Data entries
******

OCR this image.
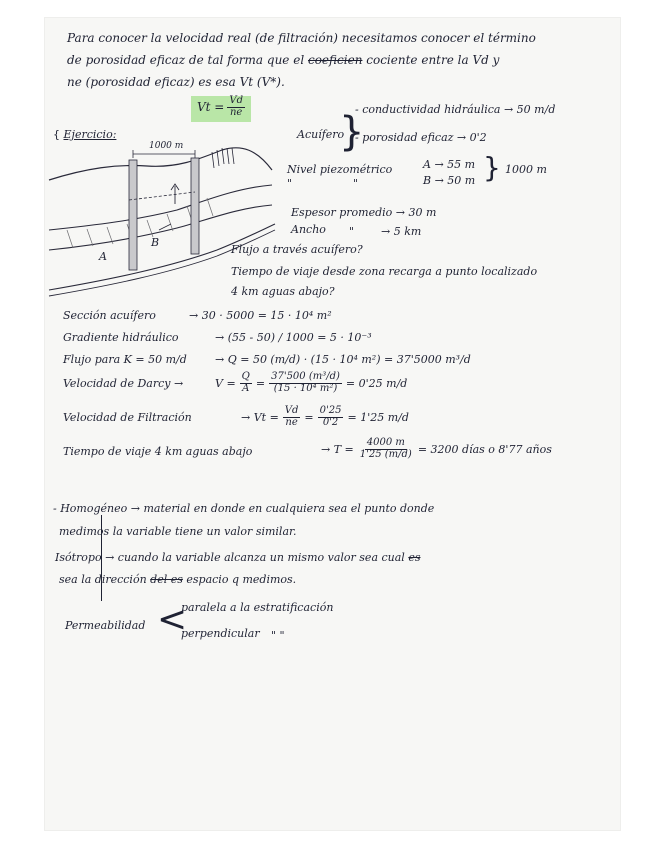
Para conocer la velocidad real (de filtración) necesitamos conocer el término
de porosidad eficaz de tal forma que el coeficien cociente entre la Vd y
ne (porosidad eficaz) es esa Vt (V*).
$Vt = \frac{Vd}{ne}$
{ Ejercicio:
1000 m
A
B
Acuífero
}
- conductividad hidráulica → 50 m/d
- porosidad eficaz → 0'2
Nivel piezométrico	A → 55 m
"	"	B → 50 m } 1000 m
Espesor promedio → 30 m
Ancho " → 5 km
Flujo a través acuífero?
Tiempo de viaje desde zona recarga a punto localizado
4 km aguas abajo?
Sección acuífero	→ 30 · 5000 = 15 · 10⁴ m²
Gradiente hidráulico	→ (55 - 50) / 1000 = 5 · 10⁻³
Flujo para K = 50 m/d	→ Q = 50 (m/d) · (15 · 10⁴ m²) = 37'5000 m³/d
Velocidad de Darcy →	$V = \frac{Q}{A} = \frac{\text{37'500 (m³/d)}}{\text{(15 · 10⁴ m²)}} = 0'25$ m/d
Velocidad de Filtración	→ $Vt = \frac{Vd}{ne} = \frac{0'25}{0'2} = 1'25$ m/d
Tiempo de viaje 4 km aguas abajo	→ $T = \frac{4000 m}{1'25 (m/d)} = 3200$ días o 8'77 años
- Homogéneo → material en donde en cualquiera sea el punto donde
medimos la variable tiene un valor similar.
Isótropo → cuando la variable alcanza un mismo valor sea cual es
sea la dirección del es espacio q medimos.
Permeabilidad <
paralela a la estratificación
perpendicular " "
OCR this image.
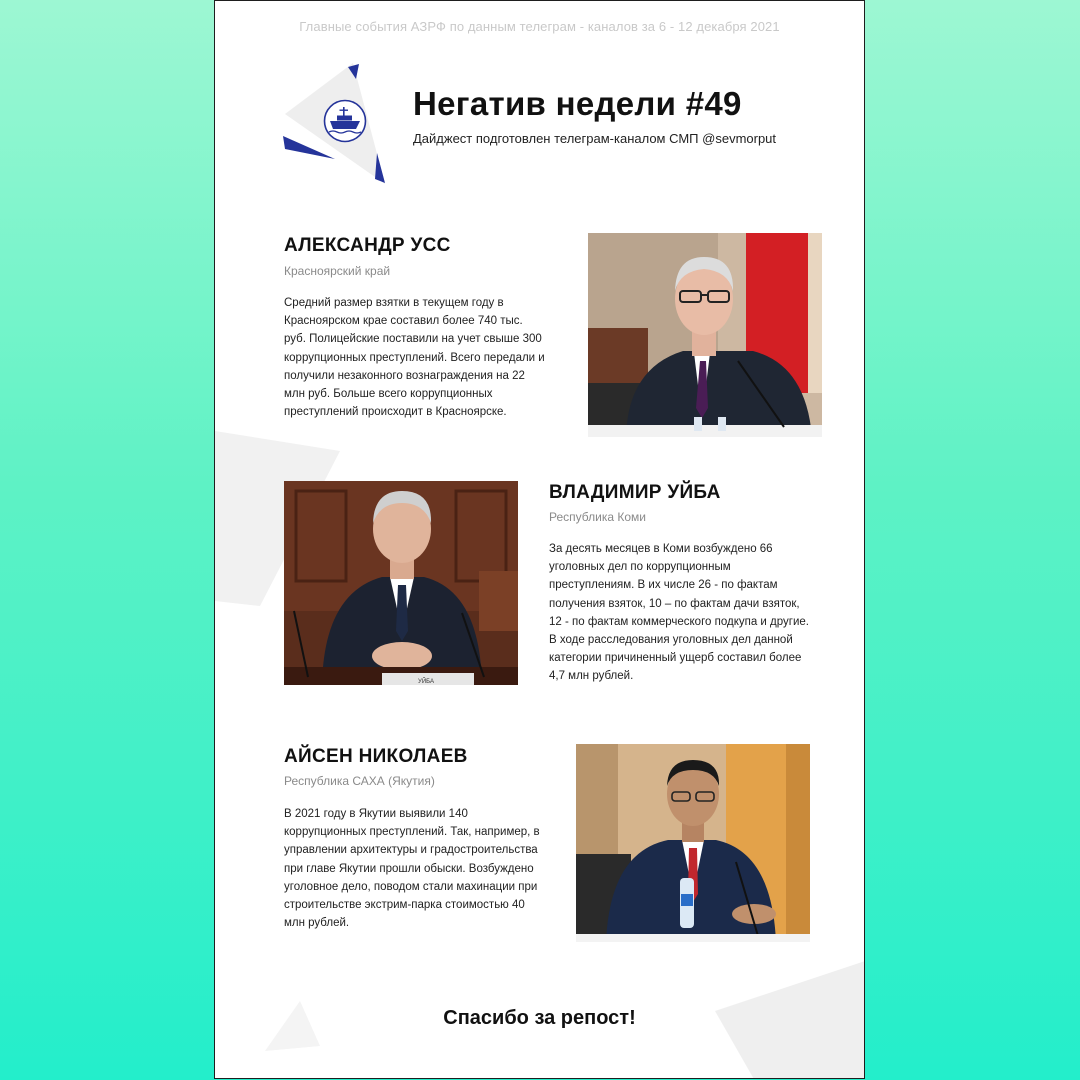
Главные события АЗРФ по данным телеграм - каналов за 6 - 12 декабря 2021
Негатив недели #49
Дайджест подготовлен телеграм-каналом СМП @sevmorput
АЛЕКСАНДР УСС
Красноярский край
Средний размер взятки в текущем году в Красноярском крае составил более 740 тыс. руб. Полицейские поставили на учет свыше 300 коррупционных преступлений. Всего передали и получили незаконного вознаграждения на 22 млн руб. Больше всего коррупционных преступлений происходит в Красноярске.
УЙБА
ВЛАДИМИР УЙБА
Республика Коми
За десять месяцев в Коми возбуждено 66 уголовных дел по коррупционным преступлениям. В их числе 26 - по фактам получения взяток, 10 – по фактам дачи взяток, 12 - по фактам коммерческого подкупа и другие. В ходе расследования уголовных дел данной категории причиненный ущерб составил более 4,7 млн рублей.
АЙСЕН НИКОЛАЕВ
Республика САХА (Якутия)
В 2021 году в Якутии выявили 140 коррупционных преступлений. Так, например, в управлении архитектуры и градостроительства при главе Якутии прошли обыски. Возбуждено уголовное дело, поводом стали махинации при строительстве экстрим-парка стоимостью 40 млн рублей.
Спасибо за репост!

******

→ Problem details: Find the word "более" in the records and pull out each line that has it.

→ Completed exercise:
Средний размер взятки в текущем году в Красноярском крае составил более 740 тыс. руб. Полицейские поставили на учет свыше 300 коррупционных преступлений. Всего передали и получили незаконного вознаграждения на 22 млн руб. Больше всего коррупционных преступлений происходит в Красноярске.
За десять месяцев в Коми возбуждено 66 уголовных дел по коррупционным преступлениям. В их числе 26 - по фактам получения взяток, 10 – по фактам дачи взяток, 12 - по фактам коммерческого подкупа и другие. В ходе расследования уголовных дел данной категории причиненный ущерб составил более 4,7 млн рублей.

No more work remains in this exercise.